**Entries with figure data**.
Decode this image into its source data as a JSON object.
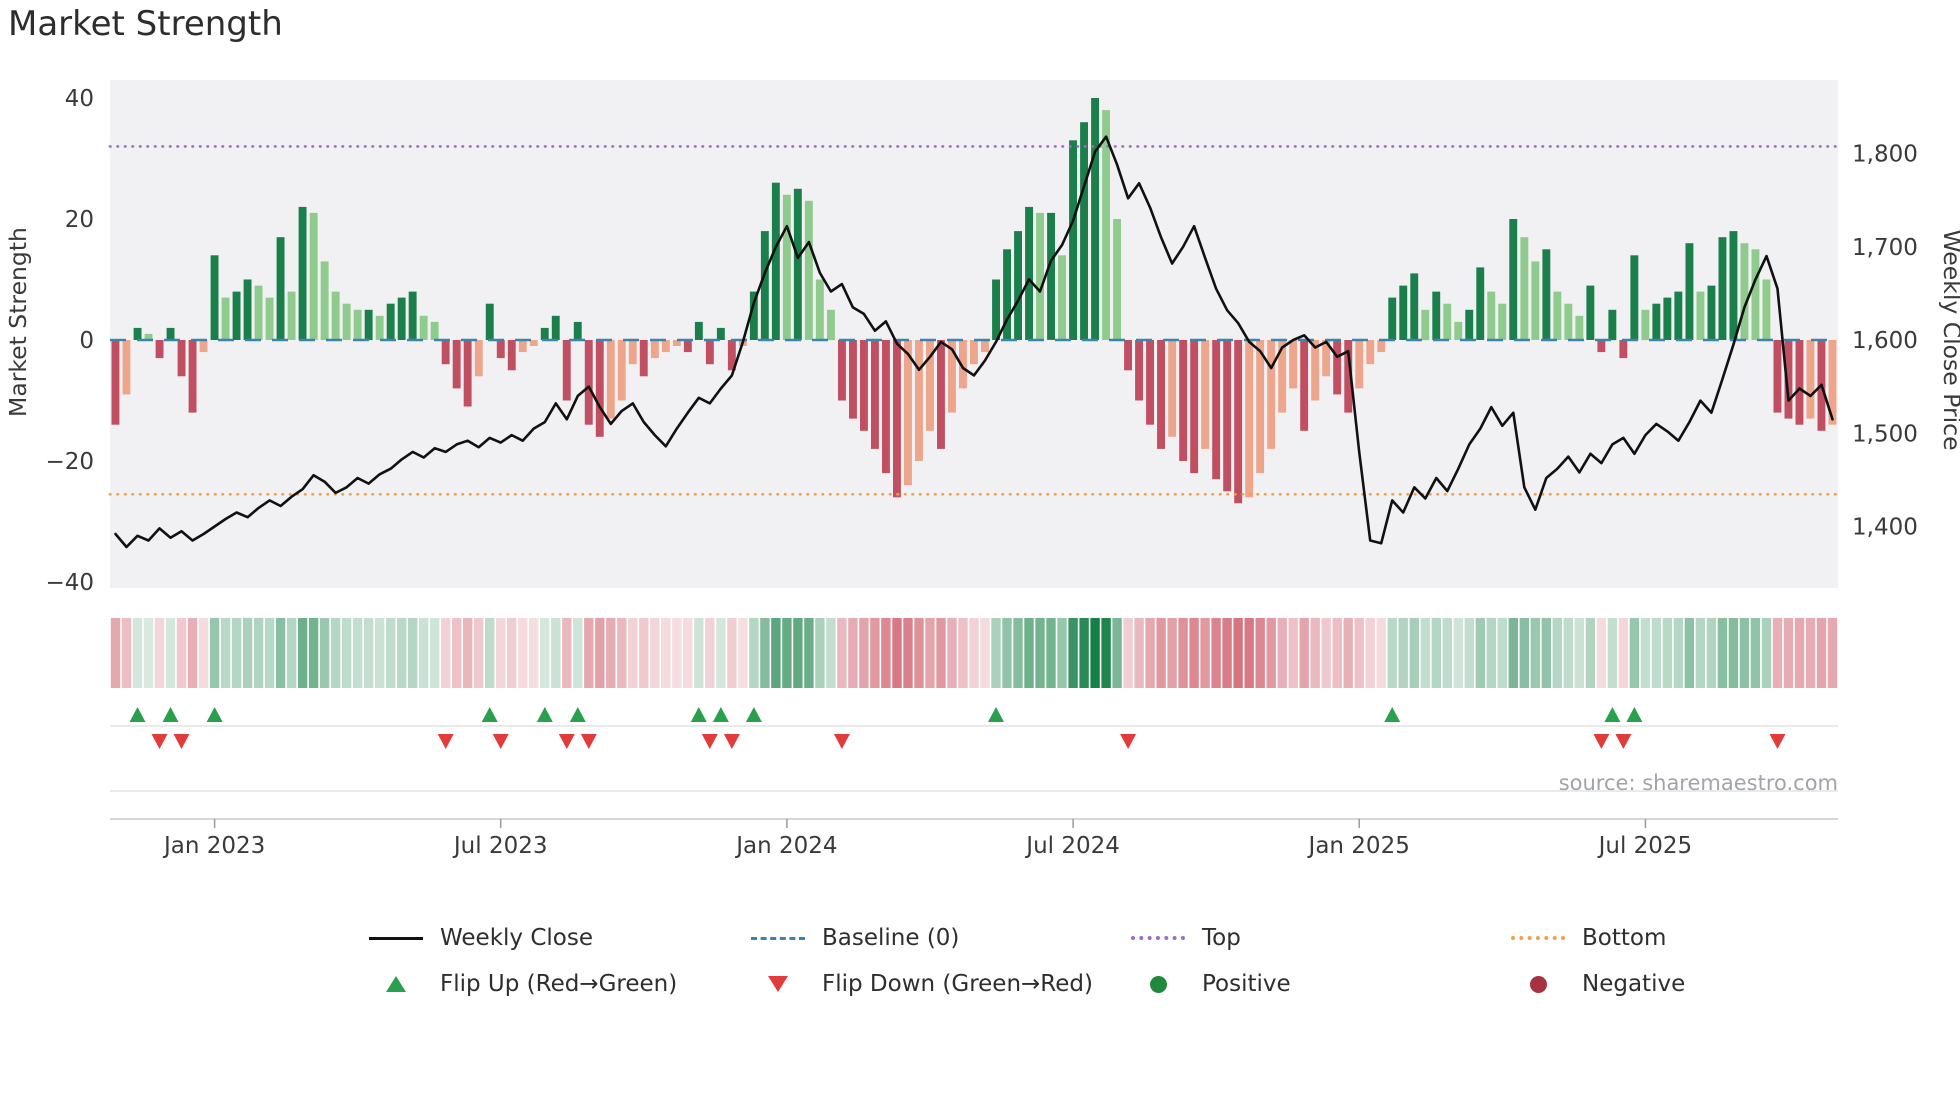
{
  "title": "Market Strength",
  "source": "source: sharemaestro.com",
  "axes": {
    "left_label": "Market Strength",
    "right_label": "Weekly Close Price",
    "left_ticks": [
      {
        "label": "40",
        "value": 40
      },
      {
        "label": "20",
        "value": 20
      },
      {
        "label": "0",
        "value": 0
      },
      {
        "label": "−20",
        "value": -20
      },
      {
        "label": "−40",
        "value": -40
      }
    ],
    "right_ticks": [
      {
        "label": "1,800",
        "value": 1800
      },
      {
        "label": "1,700",
        "value": 1700
      },
      {
        "label": "1,600",
        "value": 1600
      },
      {
        "label": "1,500",
        "value": 1500
      },
      {
        "label": "1,400",
        "value": 1400
      }
    ],
    "x_ticks": [
      {
        "label": "Jan 2023",
        "index": 9
      },
      {
        "label": "Jul 2023",
        "index": 35
      },
      {
        "label": "Jan 2024",
        "index": 61
      },
      {
        "label": "Jul 2024",
        "index": 87
      },
      {
        "label": "Jan 2025",
        "index": 113
      },
      {
        "label": "Jul 2025",
        "index": 139
      }
    ]
  },
  "legend": [
    {
      "label": "Weekly Close",
      "swatch": "line-solid-black"
    },
    {
      "label": "Baseline (0)",
      "swatch": "line-dashed-blue"
    },
    {
      "label": "Top",
      "swatch": "line-dotted-purple"
    },
    {
      "label": "Bottom",
      "swatch": "line-dotted-orange"
    },
    {
      "label": "Flip Up (Red→Green)",
      "swatch": "triangle-up-green"
    },
    {
      "label": "Flip Down (Green→Red)",
      "swatch": "triangle-down-red"
    },
    {
      "label": "Positive",
      "swatch": "dot-green"
    },
    {
      "label": "Negative",
      "swatch": "dot-darkred"
    }
  ],
  "chart_data": {
    "type": "combo: strength bars + weekly close line + heatmap strip + flip event markers",
    "title": "Market Strength",
    "x_unit": "weekly (Nov 2022 – Oct 2025)",
    "x_count": 157,
    "strength_range": [
      -40,
      40
    ],
    "price_range": [
      1400,
      1800
    ],
    "baseline": 0,
    "top_threshold": 32,
    "bottom_threshold": -25.5,
    "strength": [
      -14,
      -9,
      2,
      1,
      -3,
      2,
      -6,
      -12,
      -2,
      14,
      7,
      8,
      10,
      9,
      7,
      17,
      8,
      22,
      21,
      13,
      8,
      6,
      5,
      5,
      4,
      6,
      7,
      8,
      4,
      3,
      -4,
      -8,
      -11,
      -6,
      6,
      -3,
      -5,
      -2,
      -1,
      2,
      4,
      -10,
      3,
      -14,
      -16,
      -13,
      -10,
      -4,
      -6,
      -3,
      -2,
      -1,
      -2,
      3,
      -4,
      2,
      -5,
      -1,
      8,
      18,
      26,
      24,
      25,
      23,
      10,
      5,
      -10,
      -13,
      -15,
      -18,
      -22,
      -26,
      -24,
      -20,
      -15,
      -18,
      -12,
      -8,
      -4,
      -2,
      10,
      15,
      18,
      22,
      21,
      21,
      14,
      33,
      36,
      40,
      38,
      20,
      -5,
      -10,
      -14,
      -18,
      -16,
      -20,
      -22,
      -18,
      -23,
      -25,
      -27,
      -26,
      -22,
      -18,
      -12,
      -8,
      -15,
      -10,
      -6,
      -9,
      -12,
      -8,
      -4,
      -2,
      7,
      9,
      11,
      5,
      8,
      6,
      3,
      5,
      12,
      8,
      6,
      20,
      17,
      13,
      15,
      8,
      6,
      4,
      9,
      -2,
      5,
      -3,
      14,
      5,
      6,
      7,
      8,
      16,
      8,
      9,
      17,
      18,
      16,
      15,
      10,
      -12,
      -13,
      -14,
      -13,
      -15,
      -14
    ],
    "weekly_close": [
      1392,
      1378,
      1390,
      1385,
      1398,
      1388,
      1395,
      1385,
      1392,
      1400,
      1408,
      1415,
      1410,
      1420,
      1428,
      1422,
      1432,
      1440,
      1455,
      1448,
      1436,
      1442,
      1452,
      1446,
      1456,
      1462,
      1472,
      1480,
      1474,
      1484,
      1480,
      1488,
      1492,
      1485,
      1495,
      1490,
      1498,
      1492,
      1505,
      1512,
      1532,
      1515,
      1540,
      1550,
      1528,
      1510,
      1524,
      1532,
      1512,
      1498,
      1486,
      1505,
      1522,
      1538,
      1532,
      1548,
      1562,
      1598,
      1640,
      1672,
      1700,
      1722,
      1688,
      1705,
      1672,
      1652,
      1660,
      1635,
      1628,
      1610,
      1620,
      1596,
      1585,
      1568,
      1582,
      1598,
      1590,
      1570,
      1562,
      1578,
      1598,
      1622,
      1642,
      1665,
      1652,
      1685,
      1702,
      1728,
      1765,
      1802,
      1818,
      1788,
      1752,
      1768,
      1742,
      1710,
      1682,
      1700,
      1722,
      1688,
      1655,
      1632,
      1618,
      1598,
      1588,
      1570,
      1592,
      1600,
      1605,
      1592,
      1598,
      1582,
      1588,
      1480,
      1385,
      1382,
      1428,
      1415,
      1442,
      1430,
      1452,
      1438,
      1462,
      1488,
      1505,
      1528,
      1508,
      1522,
      1442,
      1418,
      1452,
      1462,
      1475,
      1458,
      1478,
      1468,
      1488,
      1495,
      1478,
      1498,
      1510,
      1502,
      1492,
      1512,
      1535,
      1522,
      1558,
      1595,
      1635,
      1665,
      1690,
      1655,
      1535,
      1548,
      1540,
      1552,
      1515
    ],
    "flip_up_weeks": [
      2,
      5,
      9,
      34,
      39,
      42,
      53,
      55,
      58,
      80,
      116,
      136,
      138
    ],
    "flip_down_weeks": [
      4,
      6,
      30,
      35,
      41,
      43,
      54,
      56,
      66,
      92,
      135,
      137,
      151
    ]
  },
  "colors": {
    "plot_bg": "#f1f1f3",
    "bar_green_dark": "#1a7f4b",
    "bar_green_light": "#8ecb8d",
    "bar_red_dark": "#c04f62",
    "bar_red_light": "#eda58c",
    "heatmap_green": "22,128,70",
    "heatmap_red": "198,62,78",
    "line": "#111111",
    "baseline": "#3d84ad",
    "top": "#9a6fc0",
    "bottom": "#f0a04a",
    "flip_up": "#2aa04f",
    "flip_down": "#e23b3b",
    "positive_dot": "#1f8a3b",
    "negative_dot": "#a83240"
  }
}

**WHAT YOU WILL DO**. Within the records, how many lines include "source"? The answer is the number and nothing else.

**RESPONSE TO THE EXERCISE**. 2